>> Start

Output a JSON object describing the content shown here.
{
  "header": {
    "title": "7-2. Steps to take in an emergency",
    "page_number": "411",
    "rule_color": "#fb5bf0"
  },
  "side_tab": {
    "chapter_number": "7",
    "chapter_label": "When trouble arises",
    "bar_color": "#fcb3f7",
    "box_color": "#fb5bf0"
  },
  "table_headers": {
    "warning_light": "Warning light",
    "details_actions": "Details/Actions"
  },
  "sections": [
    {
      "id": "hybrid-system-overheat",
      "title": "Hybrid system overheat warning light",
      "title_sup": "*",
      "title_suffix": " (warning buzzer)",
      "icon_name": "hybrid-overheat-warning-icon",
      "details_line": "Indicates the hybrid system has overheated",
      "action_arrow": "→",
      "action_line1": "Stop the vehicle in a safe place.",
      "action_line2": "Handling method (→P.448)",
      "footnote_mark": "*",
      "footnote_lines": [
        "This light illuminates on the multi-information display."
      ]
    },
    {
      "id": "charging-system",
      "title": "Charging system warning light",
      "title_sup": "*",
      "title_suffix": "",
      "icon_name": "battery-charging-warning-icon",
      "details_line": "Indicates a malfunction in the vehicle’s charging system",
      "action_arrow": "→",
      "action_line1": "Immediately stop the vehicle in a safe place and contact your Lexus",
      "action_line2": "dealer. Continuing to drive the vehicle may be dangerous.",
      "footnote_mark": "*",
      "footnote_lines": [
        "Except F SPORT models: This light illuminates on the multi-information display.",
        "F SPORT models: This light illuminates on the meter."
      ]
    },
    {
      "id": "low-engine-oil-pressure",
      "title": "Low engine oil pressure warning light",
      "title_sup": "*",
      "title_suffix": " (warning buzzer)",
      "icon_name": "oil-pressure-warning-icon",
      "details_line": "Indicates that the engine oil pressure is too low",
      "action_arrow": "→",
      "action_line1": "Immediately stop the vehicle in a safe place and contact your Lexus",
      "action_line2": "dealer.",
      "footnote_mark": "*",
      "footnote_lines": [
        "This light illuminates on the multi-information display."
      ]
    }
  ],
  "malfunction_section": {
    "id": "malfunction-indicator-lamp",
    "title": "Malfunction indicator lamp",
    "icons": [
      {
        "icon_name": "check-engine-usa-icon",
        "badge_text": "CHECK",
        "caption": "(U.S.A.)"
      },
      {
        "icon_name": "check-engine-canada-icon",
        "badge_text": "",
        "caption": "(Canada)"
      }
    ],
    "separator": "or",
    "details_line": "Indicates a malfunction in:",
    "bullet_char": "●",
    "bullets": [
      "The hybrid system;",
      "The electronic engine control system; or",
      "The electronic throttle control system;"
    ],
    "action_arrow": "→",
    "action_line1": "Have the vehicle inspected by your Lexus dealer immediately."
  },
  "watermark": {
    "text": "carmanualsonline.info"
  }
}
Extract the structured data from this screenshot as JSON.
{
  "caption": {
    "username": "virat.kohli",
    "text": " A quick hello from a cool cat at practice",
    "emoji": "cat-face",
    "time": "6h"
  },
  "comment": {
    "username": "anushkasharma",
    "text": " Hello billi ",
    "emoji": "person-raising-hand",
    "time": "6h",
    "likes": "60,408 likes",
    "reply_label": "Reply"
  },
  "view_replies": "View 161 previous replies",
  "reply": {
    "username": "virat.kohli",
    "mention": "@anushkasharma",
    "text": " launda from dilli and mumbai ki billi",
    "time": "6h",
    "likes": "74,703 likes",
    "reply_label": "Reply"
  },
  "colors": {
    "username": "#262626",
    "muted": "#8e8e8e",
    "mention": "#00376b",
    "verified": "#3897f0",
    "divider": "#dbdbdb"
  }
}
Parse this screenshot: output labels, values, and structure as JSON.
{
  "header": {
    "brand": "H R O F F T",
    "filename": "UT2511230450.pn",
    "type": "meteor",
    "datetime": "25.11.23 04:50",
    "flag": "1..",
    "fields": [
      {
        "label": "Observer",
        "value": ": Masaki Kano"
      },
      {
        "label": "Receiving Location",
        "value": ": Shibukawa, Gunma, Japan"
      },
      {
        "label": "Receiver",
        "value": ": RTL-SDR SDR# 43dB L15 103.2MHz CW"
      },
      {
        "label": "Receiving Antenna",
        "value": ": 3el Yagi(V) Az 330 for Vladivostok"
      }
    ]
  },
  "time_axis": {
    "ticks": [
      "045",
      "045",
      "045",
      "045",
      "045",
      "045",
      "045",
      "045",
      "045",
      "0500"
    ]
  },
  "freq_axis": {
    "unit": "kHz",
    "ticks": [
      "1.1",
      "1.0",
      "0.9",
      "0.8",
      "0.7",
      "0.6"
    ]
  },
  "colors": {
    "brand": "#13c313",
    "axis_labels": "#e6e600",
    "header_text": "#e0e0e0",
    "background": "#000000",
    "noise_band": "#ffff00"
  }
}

>> End

* **YOUR OBJECTIVE**
Which lines hold the word "SPORT"? Return all of them from the records above.

* **EXERCISE RESPONSE**
        "Except F SPORT models: This light illuminates on the multi-information display.",
        "F SPORT models: This light illuminates on the meter."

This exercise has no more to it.